> [JOB]: Copy each line that contains the word "vzbujanja".

> [DATA EXCERPTS]:
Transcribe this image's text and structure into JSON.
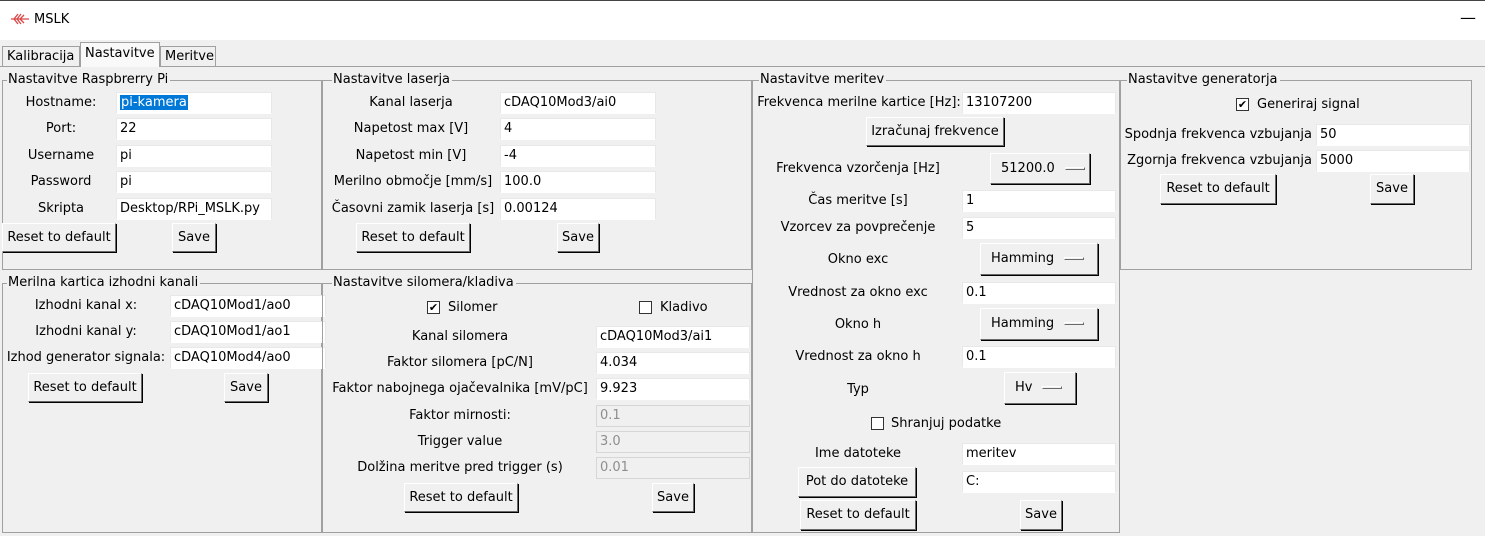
{
  "window": {
    "title": "MSLK",
    "minimize_glyph": "—"
  },
  "tabs": [
    {
      "label": "Kalibracija"
    },
    {
      "label": "Nastavitve"
    },
    {
      "label": "Meritve"
    }
  ],
  "rpi": {
    "title": "Nastavitve Raspbrerry Pi",
    "fields": [
      {
        "label": "Hostname:",
        "value": "pi-kamera"
      },
      {
        "label": "Port:",
        "value": "22"
      },
      {
        "label": "Username",
        "value": "pi"
      },
      {
        "label": "Password",
        "value": "pi"
      },
      {
        "label": "Skripta",
        "value": "Desktop/RPi_MSLK.py"
      }
    ],
    "reset_label": "Reset to default",
    "save_label": "Save"
  },
  "laser": {
    "title": "Nastavitve laserja",
    "fields": [
      {
        "label": "Kanal laserja",
        "value": "cDAQ10Mod3/ai0"
      },
      {
        "label": "Napetost max [V]",
        "value": "4"
      },
      {
        "label": "Napetost min [V]",
        "value": "-4"
      },
      {
        "label": "Merilno območje [mm/s]",
        "value": "100.0"
      },
      {
        "label": "Časovni zamik laserja [s]",
        "value": "0.00124"
      }
    ],
    "reset_label": "Reset to default",
    "save_label": "Save"
  },
  "outputs": {
    "title": "Merilna kartica izhodni kanali",
    "fields": [
      {
        "label": "Izhodni kanal x:",
        "value": "cDAQ10Mod1/ao0"
      },
      {
        "label": "Izhodni kanal y:",
        "value": "cDAQ10Mod1/ao1"
      },
      {
        "label": "Izhod generator signala:",
        "value": "cDAQ10Mod4/ao0"
      }
    ],
    "reset_label": "Reset to default",
    "save_label": "Save"
  },
  "silomer": {
    "title": "Nastavitve silomera/kladiva",
    "check_silomer": {
      "label": "Silomer",
      "checked": true,
      "mark": "✔"
    },
    "check_kladivo": {
      "label": "Kladivo",
      "checked": false
    },
    "fields": [
      {
        "label": "Kanal silomera",
        "value": "cDAQ10Mod3/ai1",
        "disabled": false
      },
      {
        "label": "Faktor silomera [pC/N]",
        "value": "4.034",
        "disabled": false
      },
      {
        "label": "Faktor nabojnega ojačevalnika [mV/pC]",
        "value": "9.923",
        "disabled": false
      },
      {
        "label": "Faktor mirnosti:",
        "value": "0.1",
        "disabled": true
      },
      {
        "label": "Trigger value",
        "value": "3.0",
        "disabled": true
      },
      {
        "label": "Dolžina meritve pred trigger (s)",
        "value": "0.01",
        "disabled": true
      }
    ],
    "reset_label": "Reset to default",
    "save_label": "Save"
  },
  "meritev": {
    "title": "Nastavitve meritev",
    "freq_label": "Frekvenca merilne kartice [Hz]:",
    "freq_value": "13107200",
    "calc_button": "Izračunaj frekvence",
    "sample_label": "Frekvenca vzorčenja [Hz]",
    "sample_value": "51200.0",
    "time_label": "Čas meritve [s]",
    "time_value": "1",
    "avg_label": "Vzorcev za povprečenje",
    "avg_value": "5",
    "win_exc_label": "Okno exc",
    "win_exc_value": "Hamming",
    "win_exc_val_label": "Vrednost za okno exc",
    "win_exc_val_value": "0.1",
    "win_h_label": "Okno h",
    "win_h_value": "Hamming",
    "win_h_val_label": "Vrednost za okno h",
    "win_h_val_value": "0.1",
    "typ_label": "Typ",
    "typ_value": "Hv",
    "save_data": {
      "label": "Shranjuj podatke",
      "checked": false
    },
    "filename_label": "Ime datoteke",
    "filename_value": "meritev",
    "path_button": "Pot do datoteke",
    "path_value": "C:",
    "reset_label": "Reset to default",
    "save_label": "Save"
  },
  "generator": {
    "title": "Nastavitve generatorja",
    "check_gen": {
      "label": "Generiraj signal",
      "checked": true,
      "mark": "✔"
    },
    "low_label": "Spodnja frekvenca vzbujanja",
    "low_value": "50",
    "high_label": "Zgornja frekvenca vzbujanja",
    "high_value": "5000",
    "reset_label": "Reset to default",
    "save_label": "Save"
  }
}
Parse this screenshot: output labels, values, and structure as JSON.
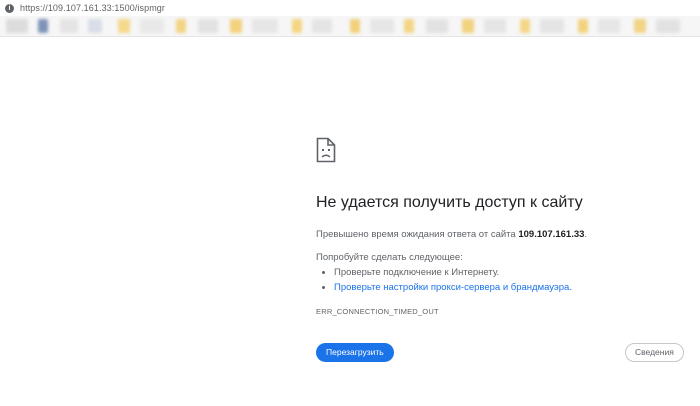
{
  "address_bar": {
    "info_icon": "info-icon",
    "url": "https://109.107.161.33:1500/ispmgr"
  },
  "error": {
    "icon": "sad-document-icon",
    "heading": "Не удается получить доступ к сайту",
    "description_prefix": "Превышено время ожидания ответа от сайта ",
    "host": "109.107.161.33",
    "description_suffix": ".",
    "try_label": "Попробуйте сделать следующее:",
    "suggestions": [
      "Проверьте подключение к Интернету.",
      "Проверьте настройки прокси-сервера и брандмауэра."
    ],
    "code": "ERR_CONNECTION_TIMED_OUT"
  },
  "buttons": {
    "reload": "Перезагрузить",
    "details": "Сведения"
  },
  "colors": {
    "accent": "#1a73e8",
    "text": "#202124",
    "muted": "#5f6368"
  }
}
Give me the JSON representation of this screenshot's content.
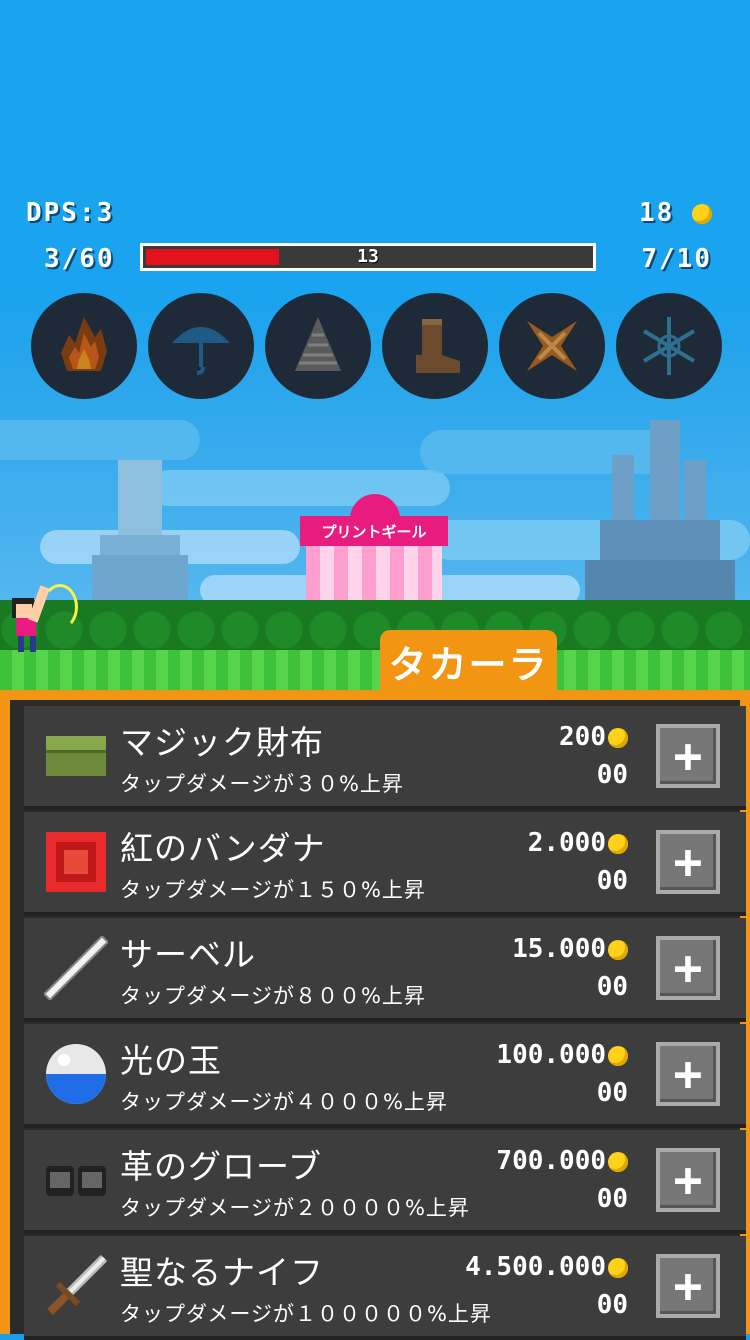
{
  "hud": {
    "dps": "DPS:3",
    "coins": "18",
    "stage_progress": "3/60",
    "hp_value": "13",
    "hp_fraction": 0.3,
    "wave_progress": "7/10"
  },
  "skills": [
    {
      "icon": "fire-icon"
    },
    {
      "icon": "umbrella-icon"
    },
    {
      "icon": "drill-icon"
    },
    {
      "icon": "boot-icon"
    },
    {
      "icon": "shuriken-icon"
    },
    {
      "icon": "snowflake-icon"
    }
  ],
  "scene": {
    "store_sign": "プリントギール"
  },
  "shop": {
    "tab_label": "タカーラ",
    "items": [
      {
        "name": "マジック財布",
        "desc": "タップダメージが３０%上昇",
        "price": "200",
        "owned": "00",
        "icon": "wallet-icon"
      },
      {
        "name": "紅のバンダナ",
        "desc": "タップダメージが１５０%上昇",
        "price": "2.000",
        "owned": "00",
        "icon": "bandana-icon"
      },
      {
        "name": "サーベル",
        "desc": "タップダメージが８００%上昇",
        "price": "15.000",
        "owned": "00",
        "icon": "saber-icon"
      },
      {
        "name": "光の玉",
        "desc": "タップダメージが４０００%上昇",
        "price": "100.000",
        "owned": "00",
        "icon": "orb-icon"
      },
      {
        "name": "革のグローブ",
        "desc": "タップダメージが２００００%上昇",
        "price": "700.000",
        "owned": "00",
        "icon": "gloves-icon"
      },
      {
        "name": "聖なるナイフ",
        "desc": "タップダメージが１０００００%上昇",
        "price": "4.500.000",
        "owned": "00",
        "icon": "knife-icon"
      }
    ]
  }
}
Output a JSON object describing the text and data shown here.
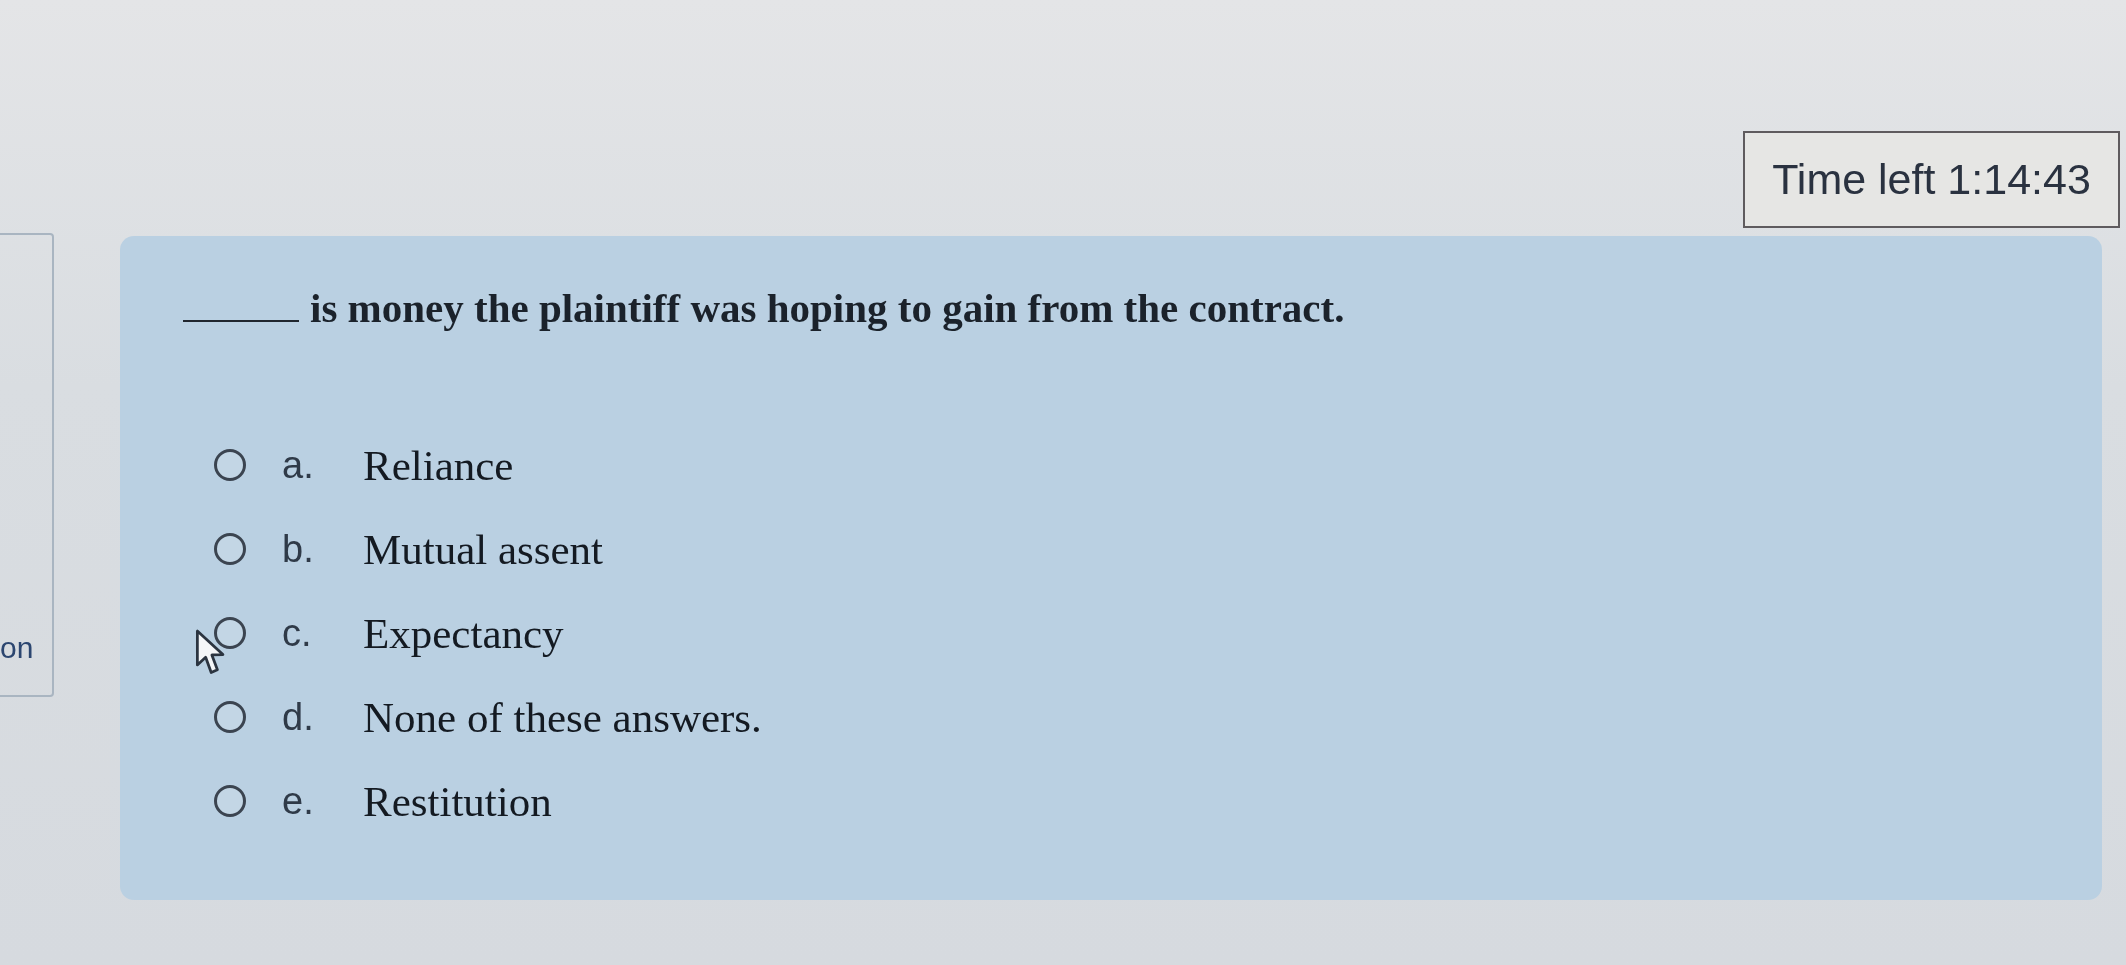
{
  "timer": {
    "text": "Time left 1:14:43"
  },
  "side_panel": {
    "text": "on"
  },
  "question": {
    "blank": true,
    "text": "is money the plaintiff was hoping to gain from the contract."
  },
  "options": [
    {
      "letter": "a.",
      "text": "Reliance",
      "selected": false
    },
    {
      "letter": "b.",
      "text": "Mutual assent",
      "selected": false
    },
    {
      "letter": "c.",
      "text": "Expectancy",
      "selected": false
    },
    {
      "letter": "d.",
      "text": "None of these answers.",
      "selected": false
    },
    {
      "letter": "e.",
      "text": "Restitution",
      "selected": false
    }
  ]
}
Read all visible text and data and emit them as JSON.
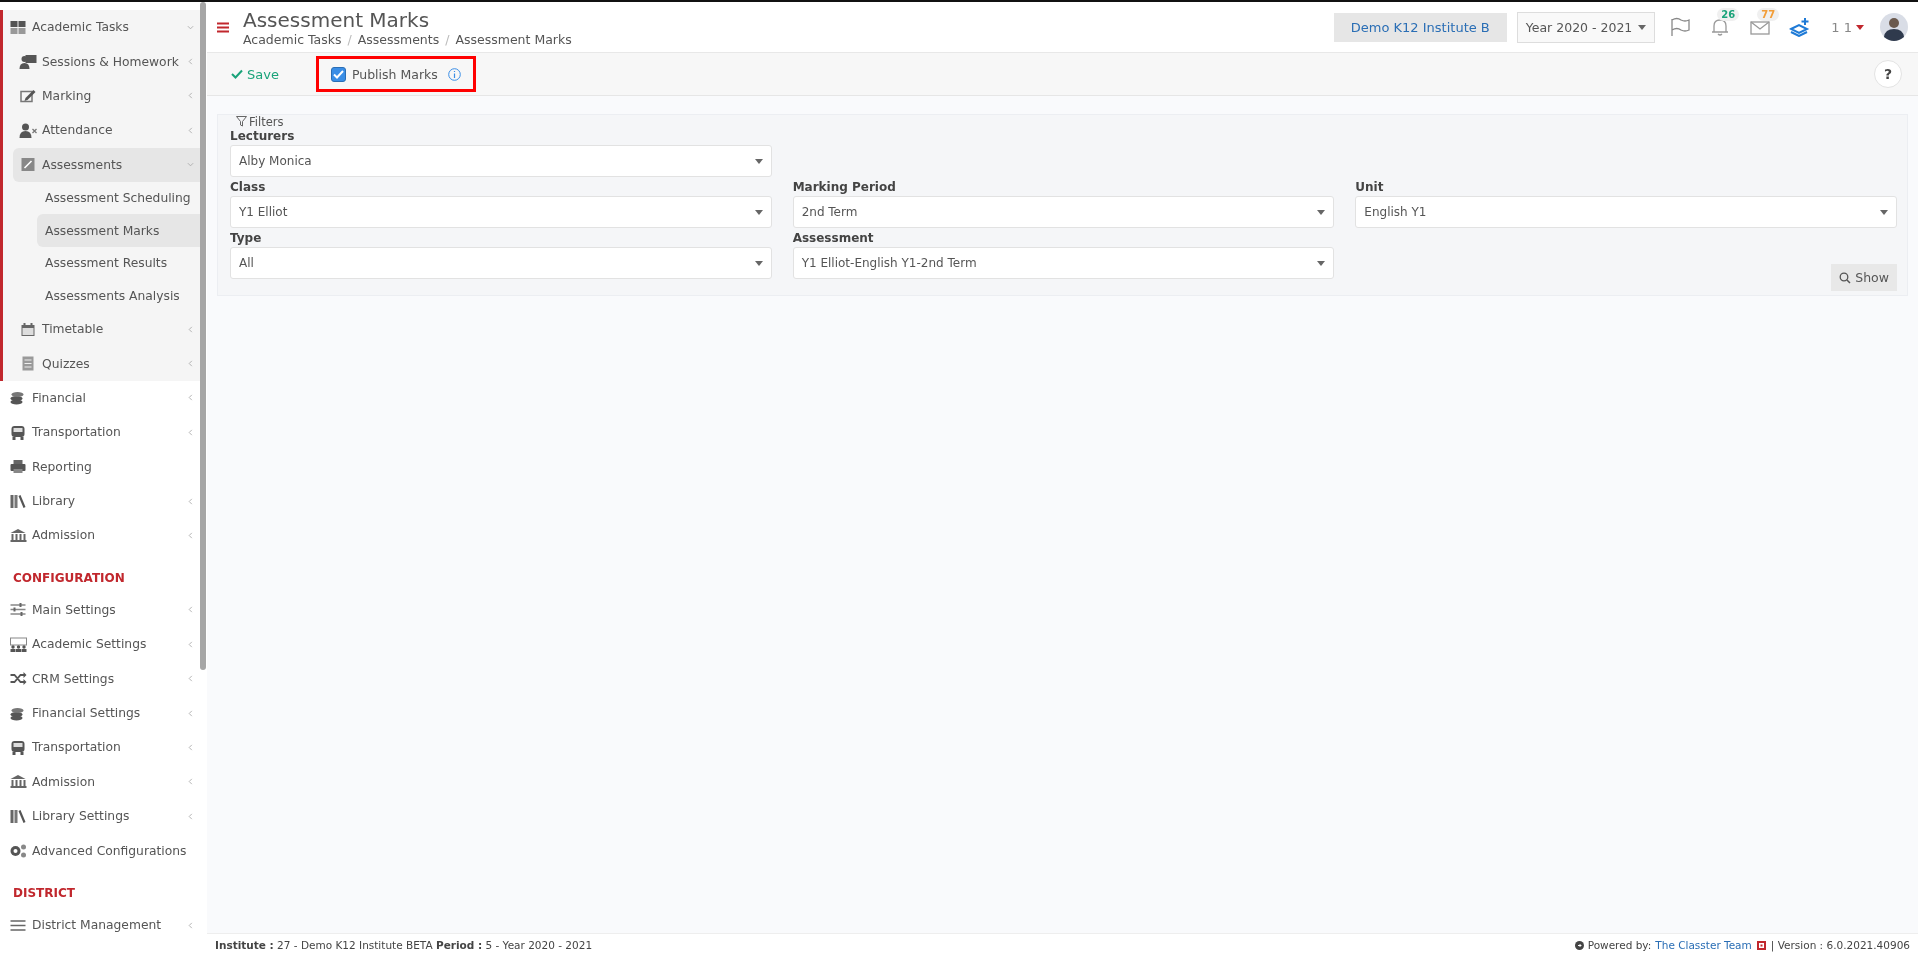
{
  "sidebar": {
    "sections": [
      {
        "items": [
          {
            "label": "Academic Tasks",
            "kind": "group",
            "expanded": true,
            "selected": false,
            "children": [
              {
                "label": "Sessions & Homework",
                "kind": "group",
                "expanded": false,
                "selected": false
              },
              {
                "label": "Marking",
                "kind": "group",
                "expanded": false,
                "selected": false
              },
              {
                "label": "Attendance",
                "kind": "group",
                "expanded": false,
                "selected": false
              },
              {
                "label": "Assessments",
                "kind": "group",
                "expanded": true,
                "selected": true,
                "children": [
                  {
                    "label": "Assessment Scheduling",
                    "kind": "link",
                    "selected": false
                  },
                  {
                    "label": "Assessment Marks",
                    "kind": "link",
                    "selected": true
                  },
                  {
                    "label": "Assessment Results",
                    "kind": "link",
                    "selected": false
                  },
                  {
                    "label": "Assessments Analysis",
                    "kind": "link",
                    "selected": false
                  }
                ]
              },
              {
                "label": "Timetable",
                "kind": "group",
                "expanded": false,
                "selected": false
              },
              {
                "label": "Quizzes",
                "kind": "group",
                "expanded": false,
                "selected": false
              }
            ]
          },
          {
            "label": "Financial",
            "kind": "group",
            "expanded": false,
            "selected": false
          },
          {
            "label": "Transportation",
            "kind": "group",
            "expanded": false,
            "selected": false
          },
          {
            "label": "Reporting",
            "kind": "link",
            "selected": false
          },
          {
            "label": "Library",
            "kind": "group",
            "expanded": false,
            "selected": false
          },
          {
            "label": "Admission",
            "kind": "group",
            "expanded": false,
            "selected": false
          }
        ]
      },
      {
        "heading": "CONFIGURATION",
        "items": [
          {
            "label": "Main Settings",
            "kind": "group",
            "expanded": false,
            "selected": false
          },
          {
            "label": "Academic Settings",
            "kind": "group",
            "expanded": false,
            "selected": false
          },
          {
            "label": "CRM Settings",
            "kind": "group",
            "expanded": false,
            "selected": false
          },
          {
            "label": "Financial Settings",
            "kind": "group",
            "expanded": false,
            "selected": false
          },
          {
            "label": "Transportation",
            "kind": "group",
            "expanded": false,
            "selected": false
          },
          {
            "label": "Admission",
            "kind": "group",
            "expanded": false,
            "selected": false
          },
          {
            "label": "Library Settings",
            "kind": "group",
            "expanded": false,
            "selected": false
          },
          {
            "label": "Advanced Configurations",
            "kind": "link",
            "selected": false
          }
        ]
      },
      {
        "heading": "DISTRICT",
        "items": [
          {
            "label": "District Management",
            "kind": "group",
            "expanded": false,
            "selected": false
          }
        ]
      }
    ]
  },
  "header": {
    "title": "Assessment Marks",
    "breadcrumbs": [
      {
        "kind": "crumb",
        "text": "Academic Tasks"
      },
      {
        "kind": "separator",
        "text": "/"
      },
      {
        "kind": "crumb",
        "text": "Assessments"
      },
      {
        "kind": "separator",
        "text": "/"
      },
      {
        "kind": "crumb",
        "text": "Assessment Marks"
      }
    ],
    "institute": "Demo K12 Institute B",
    "year": "Year 2020 - 2021",
    "notifications": "26",
    "messages": "77",
    "user": "1 1"
  },
  "toolbar": {
    "save": "Save",
    "publish": {
      "label": "Publish Marks",
      "checked": true
    },
    "help": "?"
  },
  "filters": {
    "legend": "Filters",
    "rows": [
      [
        {
          "label": "Lecturers",
          "value": "Alby Monica"
        }
      ],
      [
        {
          "label": "Class",
          "value": "Y1 Elliot"
        },
        {
          "label": "Marking Period",
          "value": "2nd Term"
        },
        {
          "label": "Unit",
          "value": "English Y1"
        }
      ],
      [
        {
          "label": "Type",
          "value": "All"
        },
        {
          "label": "Assessment",
          "value": "Y1 Elliot-English Y1-2nd Term"
        }
      ]
    ],
    "show": "Show"
  },
  "footer": {
    "info": "**Institute :** 27 - Demo K12 Institute BETA **Period :** 5 - Year 2020 - 2021",
    "powered": "Powered by:",
    "team": "The Classter Team",
    "version": "| Version : 6.0.2021.40906"
  }
}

> [TASK SOLUTION]:
    "low_label": "Spodnja frekvenca vzbujanja",
    "high_label": "Zgornja frekvenca vzbujanja",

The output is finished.